■ **What is being asked**
Go through the material and pull out every line with the string "open" in it.

[Dataset items]
····················

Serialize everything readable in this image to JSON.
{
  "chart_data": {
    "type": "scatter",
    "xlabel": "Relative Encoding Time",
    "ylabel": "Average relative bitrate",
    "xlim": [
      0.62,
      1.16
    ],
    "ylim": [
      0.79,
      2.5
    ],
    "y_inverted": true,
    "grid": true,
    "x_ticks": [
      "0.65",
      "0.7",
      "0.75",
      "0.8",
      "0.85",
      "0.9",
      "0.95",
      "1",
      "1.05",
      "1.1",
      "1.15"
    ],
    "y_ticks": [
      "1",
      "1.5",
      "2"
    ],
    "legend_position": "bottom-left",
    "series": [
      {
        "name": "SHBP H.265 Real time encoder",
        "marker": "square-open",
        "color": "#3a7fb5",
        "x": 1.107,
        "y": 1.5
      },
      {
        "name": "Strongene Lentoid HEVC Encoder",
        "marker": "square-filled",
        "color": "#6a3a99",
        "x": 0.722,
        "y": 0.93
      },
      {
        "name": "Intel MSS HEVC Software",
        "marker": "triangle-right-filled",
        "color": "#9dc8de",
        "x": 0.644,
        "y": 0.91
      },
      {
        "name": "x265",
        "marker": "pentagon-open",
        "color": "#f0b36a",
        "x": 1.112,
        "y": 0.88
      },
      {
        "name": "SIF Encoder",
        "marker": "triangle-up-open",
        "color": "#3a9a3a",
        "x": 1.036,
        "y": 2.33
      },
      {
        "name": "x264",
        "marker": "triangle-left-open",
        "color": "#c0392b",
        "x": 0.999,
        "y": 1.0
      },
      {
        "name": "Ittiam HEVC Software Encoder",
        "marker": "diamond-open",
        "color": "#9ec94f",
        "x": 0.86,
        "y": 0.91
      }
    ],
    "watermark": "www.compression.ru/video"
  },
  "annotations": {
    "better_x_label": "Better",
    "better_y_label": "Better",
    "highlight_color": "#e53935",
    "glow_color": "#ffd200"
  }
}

····················

■ **Output for this task**
        "marker": "square-open",
        "marker": "pentagon-open",
        "marker": "triangle-up-open",
        "marker": "triangle-left-open",
        "marker": "diamond-open",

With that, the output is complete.